### Work to complete:
Are you able to quote each entry exactly as written?

(Extracted data entries)
************
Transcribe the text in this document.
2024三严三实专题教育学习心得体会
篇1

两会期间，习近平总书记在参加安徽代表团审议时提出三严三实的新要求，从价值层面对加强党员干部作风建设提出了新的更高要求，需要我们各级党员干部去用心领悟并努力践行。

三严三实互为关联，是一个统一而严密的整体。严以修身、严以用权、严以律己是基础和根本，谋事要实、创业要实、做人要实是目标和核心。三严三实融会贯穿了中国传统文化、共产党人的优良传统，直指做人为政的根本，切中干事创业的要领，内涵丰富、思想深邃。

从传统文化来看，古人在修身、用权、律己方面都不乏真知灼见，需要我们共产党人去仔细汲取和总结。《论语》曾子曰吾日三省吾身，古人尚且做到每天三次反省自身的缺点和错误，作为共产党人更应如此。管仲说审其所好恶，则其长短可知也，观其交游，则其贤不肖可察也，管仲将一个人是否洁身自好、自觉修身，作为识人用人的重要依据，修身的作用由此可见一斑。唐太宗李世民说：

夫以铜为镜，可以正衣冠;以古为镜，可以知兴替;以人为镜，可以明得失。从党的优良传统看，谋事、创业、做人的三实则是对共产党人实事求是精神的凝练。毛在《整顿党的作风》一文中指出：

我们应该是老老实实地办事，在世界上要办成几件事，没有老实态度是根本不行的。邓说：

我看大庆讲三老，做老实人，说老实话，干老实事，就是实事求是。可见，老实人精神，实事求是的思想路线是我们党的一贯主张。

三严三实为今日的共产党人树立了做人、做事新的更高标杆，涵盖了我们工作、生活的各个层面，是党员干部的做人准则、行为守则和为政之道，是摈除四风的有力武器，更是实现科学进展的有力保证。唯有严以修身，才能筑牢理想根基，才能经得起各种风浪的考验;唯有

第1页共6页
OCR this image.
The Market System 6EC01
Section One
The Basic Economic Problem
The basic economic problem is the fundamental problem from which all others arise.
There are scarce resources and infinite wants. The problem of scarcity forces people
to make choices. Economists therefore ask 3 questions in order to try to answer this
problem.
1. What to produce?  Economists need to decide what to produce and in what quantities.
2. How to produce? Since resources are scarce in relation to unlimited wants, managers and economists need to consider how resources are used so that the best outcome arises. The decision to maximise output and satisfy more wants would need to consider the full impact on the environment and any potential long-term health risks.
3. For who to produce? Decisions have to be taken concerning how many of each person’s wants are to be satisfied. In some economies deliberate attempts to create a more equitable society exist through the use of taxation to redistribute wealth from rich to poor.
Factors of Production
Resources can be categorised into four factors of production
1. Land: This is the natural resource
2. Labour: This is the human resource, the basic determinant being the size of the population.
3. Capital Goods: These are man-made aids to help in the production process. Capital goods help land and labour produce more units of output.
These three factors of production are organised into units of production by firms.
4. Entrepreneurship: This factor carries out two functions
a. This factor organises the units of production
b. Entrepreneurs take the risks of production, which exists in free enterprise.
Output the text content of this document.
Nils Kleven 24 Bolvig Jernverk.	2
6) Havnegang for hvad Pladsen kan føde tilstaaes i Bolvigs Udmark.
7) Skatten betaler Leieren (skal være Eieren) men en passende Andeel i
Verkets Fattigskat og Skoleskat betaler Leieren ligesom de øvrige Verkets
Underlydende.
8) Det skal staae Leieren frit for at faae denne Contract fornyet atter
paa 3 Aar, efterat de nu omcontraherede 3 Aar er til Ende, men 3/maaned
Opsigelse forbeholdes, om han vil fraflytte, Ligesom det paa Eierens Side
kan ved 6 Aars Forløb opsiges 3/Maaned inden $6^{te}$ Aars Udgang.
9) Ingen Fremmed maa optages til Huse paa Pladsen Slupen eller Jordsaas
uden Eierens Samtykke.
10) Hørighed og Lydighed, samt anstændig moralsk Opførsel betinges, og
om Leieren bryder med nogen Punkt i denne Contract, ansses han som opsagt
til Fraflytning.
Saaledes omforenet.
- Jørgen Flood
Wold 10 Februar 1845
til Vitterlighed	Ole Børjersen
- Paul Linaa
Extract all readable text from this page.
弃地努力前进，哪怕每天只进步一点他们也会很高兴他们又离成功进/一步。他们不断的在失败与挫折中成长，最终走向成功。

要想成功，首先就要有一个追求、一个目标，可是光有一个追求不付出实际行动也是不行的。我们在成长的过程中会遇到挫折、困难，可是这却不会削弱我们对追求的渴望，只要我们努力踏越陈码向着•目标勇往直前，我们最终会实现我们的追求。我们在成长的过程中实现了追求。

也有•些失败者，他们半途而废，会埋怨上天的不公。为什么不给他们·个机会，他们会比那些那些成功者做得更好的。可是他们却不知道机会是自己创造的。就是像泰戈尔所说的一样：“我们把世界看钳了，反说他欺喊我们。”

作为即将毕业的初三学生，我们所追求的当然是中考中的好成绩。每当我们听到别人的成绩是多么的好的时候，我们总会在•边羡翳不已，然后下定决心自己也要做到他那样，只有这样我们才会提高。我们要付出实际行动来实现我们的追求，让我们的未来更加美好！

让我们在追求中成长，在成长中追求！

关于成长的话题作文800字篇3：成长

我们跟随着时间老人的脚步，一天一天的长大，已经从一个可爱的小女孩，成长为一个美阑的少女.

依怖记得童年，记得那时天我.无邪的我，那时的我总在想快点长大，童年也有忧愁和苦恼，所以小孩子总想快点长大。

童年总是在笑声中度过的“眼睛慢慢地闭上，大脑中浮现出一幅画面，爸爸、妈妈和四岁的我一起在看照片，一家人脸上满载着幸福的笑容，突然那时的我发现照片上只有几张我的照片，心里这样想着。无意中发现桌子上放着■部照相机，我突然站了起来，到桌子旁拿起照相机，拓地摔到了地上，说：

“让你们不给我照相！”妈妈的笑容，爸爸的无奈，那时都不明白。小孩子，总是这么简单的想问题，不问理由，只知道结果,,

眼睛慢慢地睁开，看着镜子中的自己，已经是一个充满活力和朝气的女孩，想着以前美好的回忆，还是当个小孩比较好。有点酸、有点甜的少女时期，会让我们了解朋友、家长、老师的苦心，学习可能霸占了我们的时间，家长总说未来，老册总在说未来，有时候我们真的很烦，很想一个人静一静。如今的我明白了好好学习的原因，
************
### Answer to this exercise:
Transcribe the text in this document.
2024三严三实专题教育学习心得体会
篇1

两会期间，习近平总书记在参加安徽代表团审议时提出三严三实的新要求，从价值层面对加强党员干部作风建设提出了新的更高要求，需要我们各级党员干部去用心领悟并努力践行。

三严三实互为关联，是一个统一而严密的整体。严以修身、严以用权、严以律己是基础和根本，谋事要实、创业要实、做人要实是目标和核心。三严三实融会贯穿了中国传统文化、共产党人的优良传统，直指做人为政的根本，切中干事创业的要领，内涵丰富、思想深邃。

从传统文化来看，古人在修身、用权、律己方面都不乏真知灼见，需要我们共产党人去仔细汲取和总结。《论语》曾子曰吾日三省吾身，古人尚且做到每天三次反省自身的缺点和错误，作为共产党人更应如此。管仲说审其所好恶，则其长短可知也，观其交游，则其贤不肖可察也，管仲将一个人是否洁身自好、自觉修身，作为识人用人的重要依据，修身的作用由此可见一斑。唐太宗李世民说：

夫以铜为镜，可以正衣冠;以古为镜，可以知兴替;以人为镜，可以明得失。从党的优良传统看，谋事、创业、做人的三实则是对共产党人实事求是精神的凝练。毛在《整顿党的作风》一文中指出：

我们应该是老老实实地办事，在世界上要办成几件事，没有老实态度是根本不行的。邓说：

我看大庆讲三老，做老实人，说老实话，干老实事，就是实事求是。可见，老实人精神，实事求是的思想路线是我们党的一贯主张。

三严三实为今日的共产党人树立了做人、做事新的更高标杆，涵盖了我们工作、生活的各个层面，是党员干部的做人准则、行为守则和为政之道，是摈除四风的有力武器，更是实现科学进展的有力保证。唯有严以修身，才能筑牢理想根基，才能经得起各种风浪的考验;唯有

第1页共6页
OCR this image.
The Market System 6EC01
Section One
The Basic Economic Problem
The basic economic problem is the fundamental problem from which all others arise.
There are scarce resources and infinite wants. The problem of scarcity forces people
to make choices. Economists therefore ask 3 questions in order to try to answer this
problem.
1. What to produce?  Economists need to decide what to produce and in what quantities.
2. How to produce? Since resources are scarce in relation to unlimited wants, managers and economists need to consider how resources are used so that the best outcome arises. The decision to maximise output and satisfy more wants would need to consider the full impact on the environment and any potential long-term health risks.
3. For who to produce? Decisions have to be taken concerning how many of each person’s wants are to be satisfied. In some economies deliberate attempts to create a more equitable society exist through the use of taxation to redistribute wealth from rich to poor.
Factors of Production
Resources can be categorised into four factors of production
1. Land: This is the natural resource
2. Labour: This is the human resource, the basic determinant being the size of the population.
3. Capital Goods: These are man-made aids to help in the production process. Capital goods help land and labour produce more units of output.
These three factors of production are organised into units of production by firms.
4. Entrepreneurship: This factor carries out two functions
a. This factor organises the units of production
b. Entrepreneurs take the risks of production, which exists in free enterprise.
Output the text content of this document.
Nils Kleven 24 Bolvig Jernverk.	2
6) Havnegang for hvad Pladsen kan føde tilstaaes i Bolvigs Udmark.
7) Skatten betaler Leieren (skal være Eieren) men en passende Andeel i
Verkets Fattigskat og Skoleskat betaler Leieren ligesom de øvrige Verkets
Underlydende.
8) Det skal staae Leieren frit for at faae denne Contract fornyet atter
paa 3 Aar, efterat de nu omcontraherede 3 Aar er til Ende, men 3/maaned
Opsigelse forbeholdes, om han vil fraflytte, Ligesom det paa Eierens Side
kan ved 6 Aars Forløb opsiges 3/Maaned inden $6^{te}$ Aars Udgang.
9) Ingen Fremmed maa optages til Huse paa Pladsen Slupen eller Jordsaas
uden Eierens Samtykke.
10) Hørighed og Lydighed, samt anstændig moralsk Opførsel betinges, og
om Leieren bryder med nogen Punkt i denne Contract, ansses han som opsagt
til Fraflytning.
Saaledes omforenet.
- Jørgen Flood
Wold 10 Februar 1845
til Vitterlighed	Ole Børjersen
- Paul Linaa
Extract all readable text from this page.
弃地努力前进，哪怕每天只进步一点他们也会很高兴他们又离成功进/一步。他们不断的在失败与挫折中成长，最终走向成功。

要想成功，首先就要有一个追求、一个目标，可是光有一个追求不付出实际行动也是不行的。我们在成长的过程中会遇到挫折、困难，可是这却不会削弱我们对追求的渴望，只要我们努力踏越陈码向着•目标勇往直前，我们最终会实现我们的追求。我们在成长的过程中实现了追求。

也有•些失败者，他们半途而废，会埋怨上天的不公。为什么不给他们·个机会，他们会比那些那些成功者做得更好的。可是他们却不知道机会是自己创造的。就是像泰戈尔所说的一样：“我们把世界看钳了，反说他欺喊我们。”

作为即将毕业的初三学生，我们所追求的当然是中考中的好成绩。每当我们听到别人的成绩是多么的好的时候，我们总会在•边羡翳不已，然后下定决心自己也要做到他那样，只有这样我们才会提高。我们要付出实际行动来实现我们的追求，让我们的未来更加美好！

让我们在追求中成长，在成长中追求！

关于成长的话题作文800字篇3：成长

我们跟随着时间老人的脚步，一天一天的长大，已经从一个可爱的小女孩，成长为一个美阑的少女.

依怖记得童年，记得那时天我.无邪的我，那时的我总在想快点长大，童年也有忧愁和苦恼，所以小孩子总想快点长大。

童年总是在笑声中度过的“眼睛慢慢地闭上，大脑中浮现出一幅画面，爸爸、妈妈和四岁的我一起在看照片，一家人脸上满载着幸福的笑容，突然那时的我发现照片上只有几张我的照片，心里这样想着。无意中发现桌子上放着■部照相机，我突然站了起来，到桌子旁拿起照相机，拓地摔到了地上，说：

“让你们不给我照相！”妈妈的笑容，爸爸的无奈，那时都不明白。小孩子，总是这么简单的想问题，不问理由，只知道结果,,

眼睛慢慢地睁开，看着镜子中的自己，已经是一个充满活力和朝气的女孩，想着以前美好的回忆，还是当个小孩比较好。有点酸、有点甜的少女时期，会让我们了解朋友、家长、老师的苦心，学习可能霸占了我们的时间，家长总说未来，老册总在说未来，有时候我们真的很烦，很想一个人静一静。如今的我明白了好好学习的原因，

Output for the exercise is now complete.